(Items listed in a dataset)
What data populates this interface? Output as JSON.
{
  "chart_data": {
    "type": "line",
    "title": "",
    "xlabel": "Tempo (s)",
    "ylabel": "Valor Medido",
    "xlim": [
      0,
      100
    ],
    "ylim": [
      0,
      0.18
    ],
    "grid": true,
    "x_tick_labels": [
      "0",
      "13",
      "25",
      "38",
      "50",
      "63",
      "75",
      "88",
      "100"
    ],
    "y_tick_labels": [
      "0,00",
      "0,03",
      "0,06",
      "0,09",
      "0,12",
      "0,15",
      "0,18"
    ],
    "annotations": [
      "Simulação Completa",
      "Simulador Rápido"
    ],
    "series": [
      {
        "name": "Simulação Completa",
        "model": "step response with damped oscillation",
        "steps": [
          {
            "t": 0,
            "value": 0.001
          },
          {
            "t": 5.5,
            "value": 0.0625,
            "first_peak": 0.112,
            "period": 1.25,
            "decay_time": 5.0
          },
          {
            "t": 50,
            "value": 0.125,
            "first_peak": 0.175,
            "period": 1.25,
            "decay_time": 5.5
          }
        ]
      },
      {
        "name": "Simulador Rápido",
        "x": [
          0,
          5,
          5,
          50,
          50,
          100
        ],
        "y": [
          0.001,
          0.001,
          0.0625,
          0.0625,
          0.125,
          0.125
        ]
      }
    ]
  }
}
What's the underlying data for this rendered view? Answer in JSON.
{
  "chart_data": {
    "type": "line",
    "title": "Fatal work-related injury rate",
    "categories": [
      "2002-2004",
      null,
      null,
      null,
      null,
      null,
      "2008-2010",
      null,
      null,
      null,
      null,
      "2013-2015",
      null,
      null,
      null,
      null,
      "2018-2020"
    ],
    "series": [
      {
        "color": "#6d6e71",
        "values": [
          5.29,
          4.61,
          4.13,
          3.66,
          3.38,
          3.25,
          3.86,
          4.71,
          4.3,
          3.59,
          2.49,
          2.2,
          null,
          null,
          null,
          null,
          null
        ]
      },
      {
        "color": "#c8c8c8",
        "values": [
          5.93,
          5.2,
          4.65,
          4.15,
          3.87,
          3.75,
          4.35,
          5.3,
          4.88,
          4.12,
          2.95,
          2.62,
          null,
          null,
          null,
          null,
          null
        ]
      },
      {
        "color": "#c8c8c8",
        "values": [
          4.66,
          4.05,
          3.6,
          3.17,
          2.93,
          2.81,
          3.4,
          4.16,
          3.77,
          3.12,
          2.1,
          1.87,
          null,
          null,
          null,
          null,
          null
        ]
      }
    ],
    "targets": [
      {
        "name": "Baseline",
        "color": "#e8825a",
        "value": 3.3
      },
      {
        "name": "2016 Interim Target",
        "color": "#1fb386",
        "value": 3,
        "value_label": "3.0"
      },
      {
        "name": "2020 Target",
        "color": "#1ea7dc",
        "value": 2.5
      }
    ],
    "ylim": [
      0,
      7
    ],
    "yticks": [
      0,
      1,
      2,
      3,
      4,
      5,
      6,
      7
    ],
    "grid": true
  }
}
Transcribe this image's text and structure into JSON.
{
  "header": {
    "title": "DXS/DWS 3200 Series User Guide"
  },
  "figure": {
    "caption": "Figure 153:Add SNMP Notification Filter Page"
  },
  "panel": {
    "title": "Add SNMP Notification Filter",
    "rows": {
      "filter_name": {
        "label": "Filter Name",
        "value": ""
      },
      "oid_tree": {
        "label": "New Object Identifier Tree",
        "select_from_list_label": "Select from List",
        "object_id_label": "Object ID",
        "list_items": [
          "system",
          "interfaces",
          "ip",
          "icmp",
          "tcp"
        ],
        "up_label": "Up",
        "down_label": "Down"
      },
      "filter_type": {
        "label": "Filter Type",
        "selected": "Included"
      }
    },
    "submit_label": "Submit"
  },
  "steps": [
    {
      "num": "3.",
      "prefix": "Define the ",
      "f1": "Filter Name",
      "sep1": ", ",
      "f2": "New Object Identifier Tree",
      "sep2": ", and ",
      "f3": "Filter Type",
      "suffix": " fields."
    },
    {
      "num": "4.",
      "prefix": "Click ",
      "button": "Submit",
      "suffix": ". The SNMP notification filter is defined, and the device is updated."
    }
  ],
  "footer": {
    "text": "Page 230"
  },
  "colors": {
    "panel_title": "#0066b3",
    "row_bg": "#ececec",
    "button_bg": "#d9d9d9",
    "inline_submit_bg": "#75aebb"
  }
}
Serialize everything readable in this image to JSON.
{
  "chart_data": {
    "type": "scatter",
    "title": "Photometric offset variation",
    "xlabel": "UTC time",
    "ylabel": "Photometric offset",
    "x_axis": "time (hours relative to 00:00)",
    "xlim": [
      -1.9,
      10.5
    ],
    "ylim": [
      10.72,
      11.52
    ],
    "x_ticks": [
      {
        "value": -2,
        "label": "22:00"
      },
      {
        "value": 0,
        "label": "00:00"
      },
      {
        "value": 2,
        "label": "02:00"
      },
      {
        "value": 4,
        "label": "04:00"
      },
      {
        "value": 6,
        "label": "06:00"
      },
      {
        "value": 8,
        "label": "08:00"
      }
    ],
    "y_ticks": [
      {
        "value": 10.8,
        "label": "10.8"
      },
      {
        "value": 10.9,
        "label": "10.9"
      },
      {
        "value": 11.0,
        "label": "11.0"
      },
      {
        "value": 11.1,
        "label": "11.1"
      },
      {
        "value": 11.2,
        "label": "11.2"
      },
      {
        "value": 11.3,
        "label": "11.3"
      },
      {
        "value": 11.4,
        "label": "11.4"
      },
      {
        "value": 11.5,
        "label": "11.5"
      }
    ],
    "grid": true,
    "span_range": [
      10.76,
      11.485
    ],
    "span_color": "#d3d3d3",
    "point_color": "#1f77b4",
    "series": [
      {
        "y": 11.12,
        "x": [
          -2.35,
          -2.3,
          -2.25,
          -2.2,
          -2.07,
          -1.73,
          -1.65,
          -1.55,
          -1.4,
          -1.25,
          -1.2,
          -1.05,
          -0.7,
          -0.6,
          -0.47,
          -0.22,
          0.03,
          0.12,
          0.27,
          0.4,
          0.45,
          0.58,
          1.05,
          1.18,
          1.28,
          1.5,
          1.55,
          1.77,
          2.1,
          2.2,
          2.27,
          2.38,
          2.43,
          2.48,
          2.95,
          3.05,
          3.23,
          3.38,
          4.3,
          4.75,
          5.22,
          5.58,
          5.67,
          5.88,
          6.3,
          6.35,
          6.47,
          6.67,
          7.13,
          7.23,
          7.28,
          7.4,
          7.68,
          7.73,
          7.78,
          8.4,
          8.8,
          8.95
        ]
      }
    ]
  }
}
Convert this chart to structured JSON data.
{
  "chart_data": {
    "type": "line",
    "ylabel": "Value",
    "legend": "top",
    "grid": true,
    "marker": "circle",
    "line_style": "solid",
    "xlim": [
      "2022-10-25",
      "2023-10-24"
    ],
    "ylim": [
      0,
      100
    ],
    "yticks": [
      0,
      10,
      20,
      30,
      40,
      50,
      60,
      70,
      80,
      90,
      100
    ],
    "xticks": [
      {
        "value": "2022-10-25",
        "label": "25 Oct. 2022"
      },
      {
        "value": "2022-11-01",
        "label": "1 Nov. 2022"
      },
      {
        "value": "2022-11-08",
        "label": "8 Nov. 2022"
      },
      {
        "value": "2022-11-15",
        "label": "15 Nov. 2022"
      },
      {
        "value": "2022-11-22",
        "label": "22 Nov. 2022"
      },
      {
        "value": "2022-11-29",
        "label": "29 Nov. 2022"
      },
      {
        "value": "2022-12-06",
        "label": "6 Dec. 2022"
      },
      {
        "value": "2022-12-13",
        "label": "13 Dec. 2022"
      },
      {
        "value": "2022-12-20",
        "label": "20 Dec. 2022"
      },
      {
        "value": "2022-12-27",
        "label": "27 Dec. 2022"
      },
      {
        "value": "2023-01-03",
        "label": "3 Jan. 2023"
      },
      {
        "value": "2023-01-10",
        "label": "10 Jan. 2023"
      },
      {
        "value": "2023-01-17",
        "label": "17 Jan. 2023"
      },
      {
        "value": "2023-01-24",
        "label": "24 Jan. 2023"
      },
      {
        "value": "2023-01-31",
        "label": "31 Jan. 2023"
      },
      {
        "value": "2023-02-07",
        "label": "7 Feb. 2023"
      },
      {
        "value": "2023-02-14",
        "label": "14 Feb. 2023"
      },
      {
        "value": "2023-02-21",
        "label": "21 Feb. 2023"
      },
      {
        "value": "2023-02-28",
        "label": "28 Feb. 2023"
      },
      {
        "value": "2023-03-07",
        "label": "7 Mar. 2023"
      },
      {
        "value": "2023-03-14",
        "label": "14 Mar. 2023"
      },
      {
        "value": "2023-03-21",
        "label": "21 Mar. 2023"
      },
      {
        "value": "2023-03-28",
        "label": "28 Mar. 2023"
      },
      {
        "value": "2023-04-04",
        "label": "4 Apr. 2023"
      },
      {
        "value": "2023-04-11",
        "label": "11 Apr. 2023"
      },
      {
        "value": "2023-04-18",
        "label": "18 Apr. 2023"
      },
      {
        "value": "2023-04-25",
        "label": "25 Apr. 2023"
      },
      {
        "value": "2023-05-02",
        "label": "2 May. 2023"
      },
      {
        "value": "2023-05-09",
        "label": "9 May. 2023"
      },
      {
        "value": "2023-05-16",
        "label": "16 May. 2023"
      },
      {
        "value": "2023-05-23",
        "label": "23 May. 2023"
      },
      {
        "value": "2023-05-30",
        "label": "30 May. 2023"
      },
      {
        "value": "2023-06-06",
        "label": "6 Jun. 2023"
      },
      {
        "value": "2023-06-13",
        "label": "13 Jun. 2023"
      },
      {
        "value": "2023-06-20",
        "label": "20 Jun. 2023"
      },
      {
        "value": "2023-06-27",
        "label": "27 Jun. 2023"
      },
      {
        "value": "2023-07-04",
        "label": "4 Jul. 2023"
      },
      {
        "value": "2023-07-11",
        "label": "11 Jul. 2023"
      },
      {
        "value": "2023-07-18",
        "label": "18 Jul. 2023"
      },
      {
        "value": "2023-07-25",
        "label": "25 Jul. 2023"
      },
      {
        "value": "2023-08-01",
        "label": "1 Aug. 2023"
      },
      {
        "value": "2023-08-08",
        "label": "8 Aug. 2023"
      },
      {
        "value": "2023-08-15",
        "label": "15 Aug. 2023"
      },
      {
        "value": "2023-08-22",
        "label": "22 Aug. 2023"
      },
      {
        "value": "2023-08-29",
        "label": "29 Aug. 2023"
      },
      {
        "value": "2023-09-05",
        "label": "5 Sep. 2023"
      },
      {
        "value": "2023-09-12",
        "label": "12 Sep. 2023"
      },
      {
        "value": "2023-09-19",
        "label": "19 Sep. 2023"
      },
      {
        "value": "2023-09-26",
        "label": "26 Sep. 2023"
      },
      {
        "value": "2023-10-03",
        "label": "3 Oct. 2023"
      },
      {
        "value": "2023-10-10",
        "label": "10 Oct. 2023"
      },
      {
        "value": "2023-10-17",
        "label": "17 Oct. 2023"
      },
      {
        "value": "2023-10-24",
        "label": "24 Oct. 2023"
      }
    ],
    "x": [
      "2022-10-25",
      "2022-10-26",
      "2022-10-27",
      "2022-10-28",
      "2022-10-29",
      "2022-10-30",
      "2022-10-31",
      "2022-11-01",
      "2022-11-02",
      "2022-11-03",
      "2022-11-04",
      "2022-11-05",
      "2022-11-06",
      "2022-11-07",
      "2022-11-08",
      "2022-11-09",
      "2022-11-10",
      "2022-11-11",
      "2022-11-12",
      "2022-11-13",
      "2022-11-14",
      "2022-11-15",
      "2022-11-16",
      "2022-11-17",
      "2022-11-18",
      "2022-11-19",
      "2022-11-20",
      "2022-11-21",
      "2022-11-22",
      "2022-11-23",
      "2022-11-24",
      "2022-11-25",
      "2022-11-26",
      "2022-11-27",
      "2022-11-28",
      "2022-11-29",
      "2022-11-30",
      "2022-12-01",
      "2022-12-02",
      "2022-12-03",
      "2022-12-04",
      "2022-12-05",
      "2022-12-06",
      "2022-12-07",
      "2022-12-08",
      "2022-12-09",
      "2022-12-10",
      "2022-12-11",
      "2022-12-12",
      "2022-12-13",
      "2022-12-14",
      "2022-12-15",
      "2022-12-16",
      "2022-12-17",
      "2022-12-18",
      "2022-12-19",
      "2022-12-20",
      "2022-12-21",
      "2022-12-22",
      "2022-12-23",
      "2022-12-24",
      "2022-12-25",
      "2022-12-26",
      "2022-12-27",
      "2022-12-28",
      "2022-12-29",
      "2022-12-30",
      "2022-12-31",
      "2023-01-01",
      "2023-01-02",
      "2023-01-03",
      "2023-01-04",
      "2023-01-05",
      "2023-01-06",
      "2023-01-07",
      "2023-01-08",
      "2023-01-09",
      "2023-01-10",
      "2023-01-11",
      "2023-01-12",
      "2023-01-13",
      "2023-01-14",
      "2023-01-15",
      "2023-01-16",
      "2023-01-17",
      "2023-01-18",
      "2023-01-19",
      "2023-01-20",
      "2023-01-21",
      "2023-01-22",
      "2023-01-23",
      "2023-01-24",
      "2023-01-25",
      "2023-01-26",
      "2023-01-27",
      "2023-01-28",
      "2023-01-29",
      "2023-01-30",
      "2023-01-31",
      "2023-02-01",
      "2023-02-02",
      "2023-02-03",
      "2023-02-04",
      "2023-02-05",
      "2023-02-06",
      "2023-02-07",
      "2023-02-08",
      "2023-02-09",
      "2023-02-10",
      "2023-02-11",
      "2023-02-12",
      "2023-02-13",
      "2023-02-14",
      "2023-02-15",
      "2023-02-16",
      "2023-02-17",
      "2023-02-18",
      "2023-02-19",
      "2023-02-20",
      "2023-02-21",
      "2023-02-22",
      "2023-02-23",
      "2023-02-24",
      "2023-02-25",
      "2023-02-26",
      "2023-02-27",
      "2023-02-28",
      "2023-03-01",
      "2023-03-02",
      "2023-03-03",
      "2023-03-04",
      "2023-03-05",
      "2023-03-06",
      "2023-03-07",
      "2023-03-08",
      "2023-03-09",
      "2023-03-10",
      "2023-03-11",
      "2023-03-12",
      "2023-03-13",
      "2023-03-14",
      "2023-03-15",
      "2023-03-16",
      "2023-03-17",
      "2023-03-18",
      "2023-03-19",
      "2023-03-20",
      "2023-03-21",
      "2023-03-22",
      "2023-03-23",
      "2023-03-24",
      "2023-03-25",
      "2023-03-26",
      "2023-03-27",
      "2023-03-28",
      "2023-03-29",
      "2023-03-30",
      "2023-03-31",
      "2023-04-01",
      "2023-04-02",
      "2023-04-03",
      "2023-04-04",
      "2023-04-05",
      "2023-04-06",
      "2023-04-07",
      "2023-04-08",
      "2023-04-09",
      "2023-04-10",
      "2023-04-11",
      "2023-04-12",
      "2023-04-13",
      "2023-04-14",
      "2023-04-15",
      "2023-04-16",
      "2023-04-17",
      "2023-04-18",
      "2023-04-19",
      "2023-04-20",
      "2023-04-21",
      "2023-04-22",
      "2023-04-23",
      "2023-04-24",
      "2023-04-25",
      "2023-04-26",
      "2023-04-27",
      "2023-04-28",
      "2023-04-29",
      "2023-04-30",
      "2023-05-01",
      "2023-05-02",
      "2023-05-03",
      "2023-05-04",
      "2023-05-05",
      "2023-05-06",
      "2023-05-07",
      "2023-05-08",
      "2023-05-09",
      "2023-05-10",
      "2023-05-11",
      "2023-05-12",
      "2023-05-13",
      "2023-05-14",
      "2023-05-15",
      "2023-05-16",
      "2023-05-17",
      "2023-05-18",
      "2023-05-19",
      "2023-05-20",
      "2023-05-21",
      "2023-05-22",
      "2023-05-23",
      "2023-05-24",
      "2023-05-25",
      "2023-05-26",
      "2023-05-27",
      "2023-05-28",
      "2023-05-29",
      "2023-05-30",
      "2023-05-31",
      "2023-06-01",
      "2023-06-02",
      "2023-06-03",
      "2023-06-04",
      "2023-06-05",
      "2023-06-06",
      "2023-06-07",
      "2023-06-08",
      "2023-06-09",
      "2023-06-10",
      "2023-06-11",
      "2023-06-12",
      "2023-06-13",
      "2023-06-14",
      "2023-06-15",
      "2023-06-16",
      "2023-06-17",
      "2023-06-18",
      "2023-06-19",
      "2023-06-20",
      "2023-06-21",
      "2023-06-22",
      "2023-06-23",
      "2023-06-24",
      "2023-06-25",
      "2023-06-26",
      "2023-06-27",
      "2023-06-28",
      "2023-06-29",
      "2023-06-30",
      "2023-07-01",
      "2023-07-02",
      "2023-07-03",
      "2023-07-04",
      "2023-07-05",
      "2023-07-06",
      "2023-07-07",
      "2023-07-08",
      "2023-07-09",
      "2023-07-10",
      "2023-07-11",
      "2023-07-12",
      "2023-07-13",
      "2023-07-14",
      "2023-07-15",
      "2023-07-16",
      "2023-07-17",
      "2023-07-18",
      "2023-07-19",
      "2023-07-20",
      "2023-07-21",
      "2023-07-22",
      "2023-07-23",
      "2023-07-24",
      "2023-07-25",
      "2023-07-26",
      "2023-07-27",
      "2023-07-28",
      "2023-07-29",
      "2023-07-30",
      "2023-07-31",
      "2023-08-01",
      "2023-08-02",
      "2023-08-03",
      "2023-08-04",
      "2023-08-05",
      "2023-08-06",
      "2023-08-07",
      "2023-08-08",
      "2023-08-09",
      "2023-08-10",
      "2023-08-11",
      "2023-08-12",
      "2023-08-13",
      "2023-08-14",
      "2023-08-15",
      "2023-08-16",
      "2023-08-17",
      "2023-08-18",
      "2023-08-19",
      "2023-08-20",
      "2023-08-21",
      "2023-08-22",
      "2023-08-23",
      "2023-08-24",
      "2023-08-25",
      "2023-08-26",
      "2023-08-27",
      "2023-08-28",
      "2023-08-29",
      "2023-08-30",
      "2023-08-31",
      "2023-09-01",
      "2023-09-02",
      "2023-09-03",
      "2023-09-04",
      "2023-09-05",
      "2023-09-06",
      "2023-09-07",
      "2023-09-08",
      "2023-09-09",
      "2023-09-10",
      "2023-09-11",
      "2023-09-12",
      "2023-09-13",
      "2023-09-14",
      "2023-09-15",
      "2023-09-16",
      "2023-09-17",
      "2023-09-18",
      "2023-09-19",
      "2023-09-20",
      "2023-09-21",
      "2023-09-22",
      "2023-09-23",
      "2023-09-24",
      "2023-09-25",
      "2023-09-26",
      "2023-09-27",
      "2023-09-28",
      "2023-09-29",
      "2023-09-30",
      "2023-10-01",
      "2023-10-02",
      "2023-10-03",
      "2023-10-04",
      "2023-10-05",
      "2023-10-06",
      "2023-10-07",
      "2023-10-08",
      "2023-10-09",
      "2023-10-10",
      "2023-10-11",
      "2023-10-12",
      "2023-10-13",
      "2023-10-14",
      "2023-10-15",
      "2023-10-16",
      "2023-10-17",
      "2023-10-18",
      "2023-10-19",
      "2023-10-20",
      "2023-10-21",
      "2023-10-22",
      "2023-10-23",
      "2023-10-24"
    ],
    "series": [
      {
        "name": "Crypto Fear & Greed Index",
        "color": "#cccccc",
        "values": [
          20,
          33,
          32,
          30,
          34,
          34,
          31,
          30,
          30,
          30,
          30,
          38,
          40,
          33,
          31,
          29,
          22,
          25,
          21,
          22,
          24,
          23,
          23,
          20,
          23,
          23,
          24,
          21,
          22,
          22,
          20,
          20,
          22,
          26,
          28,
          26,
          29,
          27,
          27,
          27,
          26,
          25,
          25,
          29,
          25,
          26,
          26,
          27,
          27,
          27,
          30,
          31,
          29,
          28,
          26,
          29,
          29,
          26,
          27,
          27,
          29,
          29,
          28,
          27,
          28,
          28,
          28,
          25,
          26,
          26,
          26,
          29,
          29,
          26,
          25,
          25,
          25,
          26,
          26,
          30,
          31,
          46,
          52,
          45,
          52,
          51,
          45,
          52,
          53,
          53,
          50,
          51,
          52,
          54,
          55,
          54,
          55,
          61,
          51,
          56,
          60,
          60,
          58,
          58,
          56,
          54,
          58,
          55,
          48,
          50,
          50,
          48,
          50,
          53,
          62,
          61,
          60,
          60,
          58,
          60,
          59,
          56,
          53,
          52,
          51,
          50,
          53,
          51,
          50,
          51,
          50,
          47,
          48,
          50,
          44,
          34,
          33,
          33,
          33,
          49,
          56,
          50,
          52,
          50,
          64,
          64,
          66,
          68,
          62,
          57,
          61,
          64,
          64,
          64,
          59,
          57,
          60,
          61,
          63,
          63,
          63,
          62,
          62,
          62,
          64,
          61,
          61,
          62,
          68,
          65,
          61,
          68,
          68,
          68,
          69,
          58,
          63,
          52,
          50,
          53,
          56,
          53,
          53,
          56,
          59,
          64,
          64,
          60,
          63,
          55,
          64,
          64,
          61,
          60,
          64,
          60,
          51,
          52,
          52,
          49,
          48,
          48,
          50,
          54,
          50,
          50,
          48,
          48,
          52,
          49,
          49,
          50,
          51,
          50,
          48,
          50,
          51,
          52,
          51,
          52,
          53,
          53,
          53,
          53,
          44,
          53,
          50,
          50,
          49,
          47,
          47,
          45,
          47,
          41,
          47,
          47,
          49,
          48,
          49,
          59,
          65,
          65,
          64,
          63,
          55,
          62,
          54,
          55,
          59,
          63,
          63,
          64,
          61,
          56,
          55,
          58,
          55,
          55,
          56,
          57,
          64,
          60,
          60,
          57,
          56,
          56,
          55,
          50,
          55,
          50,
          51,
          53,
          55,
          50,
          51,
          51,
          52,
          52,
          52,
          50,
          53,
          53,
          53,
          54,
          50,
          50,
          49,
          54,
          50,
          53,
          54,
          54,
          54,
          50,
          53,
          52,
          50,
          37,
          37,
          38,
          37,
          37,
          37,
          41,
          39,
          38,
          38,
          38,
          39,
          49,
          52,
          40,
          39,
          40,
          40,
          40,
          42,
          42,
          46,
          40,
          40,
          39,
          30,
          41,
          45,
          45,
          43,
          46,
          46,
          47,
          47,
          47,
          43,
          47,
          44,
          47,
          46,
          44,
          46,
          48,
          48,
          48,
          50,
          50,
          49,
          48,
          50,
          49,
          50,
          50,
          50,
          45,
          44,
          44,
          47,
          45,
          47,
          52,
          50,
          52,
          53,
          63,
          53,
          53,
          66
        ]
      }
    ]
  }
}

▶ _TASK DIRECTIONS_
Among the entries above, how many lines hold the word "Object"? Reply with only that number.

▶ _RESPONSE FOR THIS EXERCISE_
3